[What you will do]: Scan the material and copy every line in which "http" appears.

━━ Working data

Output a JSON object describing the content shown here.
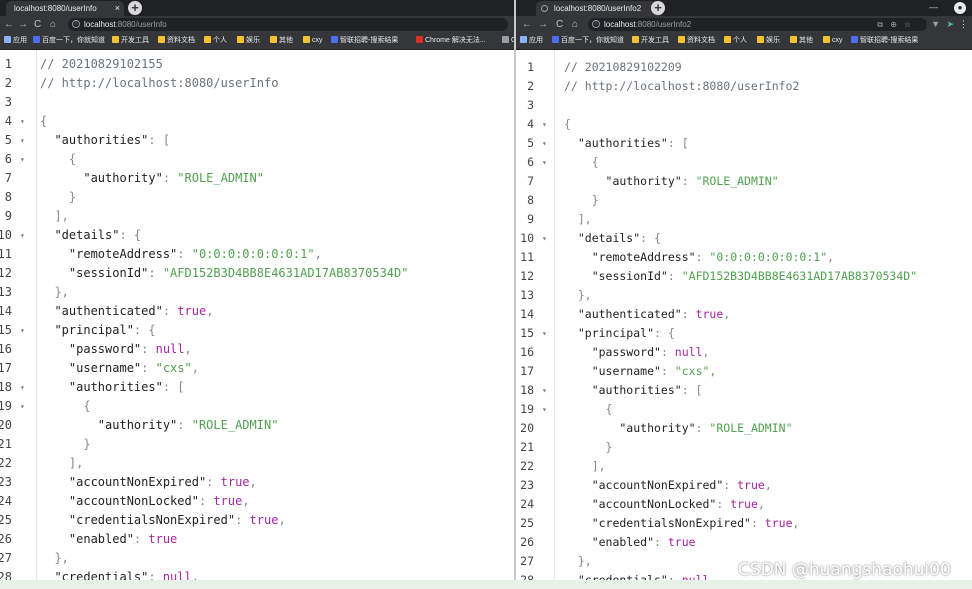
{
  "left": {
    "tab": {
      "title": "localhost:8080/userInfo",
      "close": "×"
    },
    "newtab": "+",
    "nav": {
      "back": "←",
      "forward": "→",
      "reload": "C",
      "home": "⌂"
    },
    "url": {
      "host": "localhost",
      "path": ":8080/userInfo"
    },
    "bookmarks": [
      {
        "label": "应用",
        "icon": "grid"
      },
      {
        "label": "百度一下，你就知道",
        "icon": "blue"
      },
      {
        "label": "开发工具",
        "icon": "folder"
      },
      {
        "label": "资料文档",
        "icon": "folder"
      },
      {
        "label": "个人",
        "icon": "folder"
      },
      {
        "label": "娱乐",
        "icon": "folder"
      },
      {
        "label": "其他",
        "icon": "folder"
      },
      {
        "label": "cxy",
        "icon": "folder"
      },
      {
        "label": "智联招聘-搜索结果",
        "icon": "blue"
      },
      {
        "label": "Chrome 解决无法...",
        "icon": "red"
      },
      {
        "label": "Oper",
        "icon": "gray"
      }
    ],
    "lines": [
      {
        "n": "1",
        "f": "",
        "t": [
          [
            "c",
            "// 20210829102155"
          ]
        ]
      },
      {
        "n": "2",
        "f": "",
        "t": [
          [
            "c",
            "// http://localhost:8080/userInfo"
          ]
        ]
      },
      {
        "n": "3",
        "f": "",
        "t": []
      },
      {
        "n": "4",
        "f": "▾",
        "t": [
          [
            "p",
            "{"
          ]
        ]
      },
      {
        "n": "5",
        "f": "▾",
        "t": [
          [
            "k",
            "  \"authorities\""
          ],
          [
            "p",
            ": ["
          ]
        ]
      },
      {
        "n": "6",
        "f": "▾",
        "t": [
          [
            "p",
            "    {"
          ]
        ]
      },
      {
        "n": "7",
        "f": "",
        "t": [
          [
            "k",
            "      \"authority\""
          ],
          [
            "p",
            ": "
          ],
          [
            "s",
            "\"ROLE_ADMIN\""
          ]
        ]
      },
      {
        "n": "8",
        "f": "",
        "t": [
          [
            "p",
            "    }"
          ]
        ]
      },
      {
        "n": "9",
        "f": "",
        "t": [
          [
            "p",
            "  ],"
          ]
        ]
      },
      {
        "n": "10",
        "f": "▾",
        "t": [
          [
            "k",
            "  \"details\""
          ],
          [
            "p",
            ": {"
          ]
        ]
      },
      {
        "n": "11",
        "f": "",
        "t": [
          [
            "k",
            "    \"remoteAddress\""
          ],
          [
            "p",
            ": "
          ],
          [
            "s",
            "\"0:0:0:0:0:0:0:1\""
          ],
          [
            "p",
            ","
          ]
        ]
      },
      {
        "n": "12",
        "f": "",
        "t": [
          [
            "k",
            "    \"sessionId\""
          ],
          [
            "p",
            ": "
          ],
          [
            "s",
            "\"AFD152B3D4BB8E4631AD17AB8370534D\""
          ]
        ]
      },
      {
        "n": "13",
        "f": "",
        "t": [
          [
            "p",
            "  },"
          ]
        ]
      },
      {
        "n": "14",
        "f": "",
        "t": [
          [
            "k",
            "  \"authenticated\""
          ],
          [
            "p",
            ": "
          ],
          [
            "b",
            "true"
          ],
          [
            "p",
            ","
          ]
        ]
      },
      {
        "n": "15",
        "f": "▾",
        "t": [
          [
            "k",
            "  \"principal\""
          ],
          [
            "p",
            ": {"
          ]
        ]
      },
      {
        "n": "16",
        "f": "",
        "t": [
          [
            "k",
            "    \"password\""
          ],
          [
            "p",
            ": "
          ],
          [
            "b",
            "null"
          ],
          [
            "p",
            ","
          ]
        ]
      },
      {
        "n": "17",
        "f": "",
        "t": [
          [
            "k",
            "    \"username\""
          ],
          [
            "p",
            ": "
          ],
          [
            "s",
            "\"cxs\""
          ],
          [
            "p",
            ","
          ]
        ]
      },
      {
        "n": "18",
        "f": "▾",
        "t": [
          [
            "k",
            "    \"authorities\""
          ],
          [
            "p",
            ": ["
          ]
        ]
      },
      {
        "n": "19",
        "f": "▾",
        "t": [
          [
            "p",
            "      {"
          ]
        ]
      },
      {
        "n": "20",
        "f": "",
        "t": [
          [
            "k",
            "        \"authority\""
          ],
          [
            "p",
            ": "
          ],
          [
            "s",
            "\"ROLE_ADMIN\""
          ]
        ]
      },
      {
        "n": "21",
        "f": "",
        "t": [
          [
            "p",
            "      }"
          ]
        ]
      },
      {
        "n": "22",
        "f": "",
        "t": [
          [
            "p",
            "    ],"
          ]
        ]
      },
      {
        "n": "23",
        "f": "",
        "t": [
          [
            "k",
            "    \"accountNonExpired\""
          ],
          [
            "p",
            ": "
          ],
          [
            "b",
            "true"
          ],
          [
            "p",
            ","
          ]
        ]
      },
      {
        "n": "24",
        "f": "",
        "t": [
          [
            "k",
            "    \"accountNonLocked\""
          ],
          [
            "p",
            ": "
          ],
          [
            "b",
            "true"
          ],
          [
            "p",
            ","
          ]
        ]
      },
      {
        "n": "25",
        "f": "",
        "t": [
          [
            "k",
            "    \"credentialsNonExpired\""
          ],
          [
            "p",
            ": "
          ],
          [
            "b",
            "true"
          ],
          [
            "p",
            ","
          ]
        ]
      },
      {
        "n": "26",
        "f": "",
        "t": [
          [
            "k",
            "    \"enabled\""
          ],
          [
            "p",
            ": "
          ],
          [
            "b",
            "true"
          ]
        ]
      },
      {
        "n": "27",
        "f": "",
        "t": [
          [
            "p",
            "  },"
          ]
        ]
      },
      {
        "n": "28",
        "f": "",
        "t": [
          [
            "k",
            "  \"credentials\""
          ],
          [
            "p",
            ": "
          ],
          [
            "b",
            "null"
          ],
          [
            "p",
            ","
          ]
        ]
      }
    ]
  },
  "right": {
    "tab": {
      "title": "localhost:8080/userInfo2",
      "close": "×"
    },
    "newtab": "+",
    "nav": {
      "back": "←",
      "forward": "→",
      "reload": "C",
      "home": "⌂"
    },
    "url": {
      "host": "localhost",
      "path": ":8080/userInfo2"
    },
    "bookmarks": [
      {
        "label": "应用",
        "icon": "grid"
      },
      {
        "label": "百度一下，你就知道",
        "icon": "blue"
      },
      {
        "label": "开发工具",
        "icon": "folder"
      },
      {
        "label": "资料文档",
        "icon": "folder"
      },
      {
        "label": "个人",
        "icon": "folder"
      },
      {
        "label": "娱乐",
        "icon": "folder"
      },
      {
        "label": "其他",
        "icon": "folder"
      },
      {
        "label": "cxy",
        "icon": "folder"
      },
      {
        "label": "智联招聘-搜索结果",
        "icon": "blue"
      }
    ],
    "lines": [
      {
        "n": "1",
        "f": "",
        "t": [
          [
            "c",
            "// 20210829102209"
          ]
        ]
      },
      {
        "n": "2",
        "f": "",
        "t": [
          [
            "c",
            "// http://localhost:8080/userInfo2"
          ]
        ]
      },
      {
        "n": "3",
        "f": "",
        "t": []
      },
      {
        "n": "4",
        "f": "▾",
        "t": [
          [
            "p",
            "{"
          ]
        ]
      },
      {
        "n": "5",
        "f": "▾",
        "t": [
          [
            "k",
            "  \"authorities\""
          ],
          [
            "p",
            ": ["
          ]
        ]
      },
      {
        "n": "6",
        "f": "▾",
        "t": [
          [
            "p",
            "    {"
          ]
        ]
      },
      {
        "n": "7",
        "f": "",
        "t": [
          [
            "k",
            "      \"authority\""
          ],
          [
            "p",
            ": "
          ],
          [
            "s",
            "\"ROLE_ADMIN\""
          ]
        ]
      },
      {
        "n": "8",
        "f": "",
        "t": [
          [
            "p",
            "    }"
          ]
        ]
      },
      {
        "n": "9",
        "f": "",
        "t": [
          [
            "p",
            "  ],"
          ]
        ]
      },
      {
        "n": "10",
        "f": "▾",
        "t": [
          [
            "k",
            "  \"details\""
          ],
          [
            "p",
            ": {"
          ]
        ]
      },
      {
        "n": "11",
        "f": "",
        "t": [
          [
            "k",
            "    \"remoteAddress\""
          ],
          [
            "p",
            ": "
          ],
          [
            "s",
            "\"0:0:0:0:0:0:0:1\""
          ],
          [
            "p",
            ","
          ]
        ]
      },
      {
        "n": "12",
        "f": "",
        "t": [
          [
            "k",
            "    \"sessionId\""
          ],
          [
            "p",
            ": "
          ],
          [
            "s",
            "\"AFD152B3D4BB8E4631AD17AB8370534D\""
          ]
        ]
      },
      {
        "n": "13",
        "f": "",
        "t": [
          [
            "p",
            "  },"
          ]
        ]
      },
      {
        "n": "14",
        "f": "",
        "t": [
          [
            "k",
            "  \"authenticated\""
          ],
          [
            "p",
            ": "
          ],
          [
            "b",
            "true"
          ],
          [
            "p",
            ","
          ]
        ]
      },
      {
        "n": "15",
        "f": "▾",
        "t": [
          [
            "k",
            "  \"principal\""
          ],
          [
            "p",
            ": {"
          ]
        ]
      },
      {
        "n": "16",
        "f": "",
        "t": [
          [
            "k",
            "    \"password\""
          ],
          [
            "p",
            ": "
          ],
          [
            "b",
            "null"
          ],
          [
            "p",
            ","
          ]
        ]
      },
      {
        "n": "17",
        "f": "",
        "t": [
          [
            "k",
            "    \"username\""
          ],
          [
            "p",
            ": "
          ],
          [
            "s",
            "\"cxs\""
          ],
          [
            "p",
            ","
          ]
        ]
      },
      {
        "n": "18",
        "f": "▾",
        "t": [
          [
            "k",
            "    \"authorities\""
          ],
          [
            "p",
            ": ["
          ]
        ]
      },
      {
        "n": "19",
        "f": "▾",
        "t": [
          [
            "p",
            "      {"
          ]
        ]
      },
      {
        "n": "20",
        "f": "",
        "t": [
          [
            "k",
            "        \"authority\""
          ],
          [
            "p",
            ": "
          ],
          [
            "s",
            "\"ROLE_ADMIN\""
          ]
        ]
      },
      {
        "n": "21",
        "f": "",
        "t": [
          [
            "p",
            "      }"
          ]
        ]
      },
      {
        "n": "22",
        "f": "",
        "t": [
          [
            "p",
            "    ],"
          ]
        ]
      },
      {
        "n": "23",
        "f": "",
        "t": [
          [
            "k",
            "    \"accountNonExpired\""
          ],
          [
            "p",
            ": "
          ],
          [
            "b",
            "true"
          ],
          [
            "p",
            ","
          ]
        ]
      },
      {
        "n": "24",
        "f": "",
        "t": [
          [
            "k",
            "    \"accountNonLocked\""
          ],
          [
            "p",
            ": "
          ],
          [
            "b",
            "true"
          ],
          [
            "p",
            ","
          ]
        ]
      },
      {
        "n": "25",
        "f": "",
        "t": [
          [
            "k",
            "    \"credentialsNonExpired\""
          ],
          [
            "p",
            ": "
          ],
          [
            "b",
            "true"
          ],
          [
            "p",
            ","
          ]
        ]
      },
      {
        "n": "26",
        "f": "",
        "t": [
          [
            "k",
            "    \"enabled\""
          ],
          [
            "p",
            ": "
          ],
          [
            "b",
            "true"
          ]
        ]
      },
      {
        "n": "27",
        "f": "",
        "t": [
          [
            "p",
            "  },"
          ]
        ]
      },
      {
        "n": "28",
        "f": "",
        "t": [
          [
            "k",
            "  \"credentials\""
          ],
          [
            "p",
            ": "
          ],
          [
            "b",
            "null"
          ]
        ]
      }
    ]
  },
  "watermark": "CSDN @huangshaohui00",
  "colors": {
    "key": "#222222",
    "string": "#50a14f",
    "boolean": "#a626a4",
    "comment": "#6a737d",
    "page_bg": "#e6f2e6"
  }
}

━━━━

[Final result]:
            "// http://localhost:8080/userInfo"
            "// http://localhost:8080/userInfo2"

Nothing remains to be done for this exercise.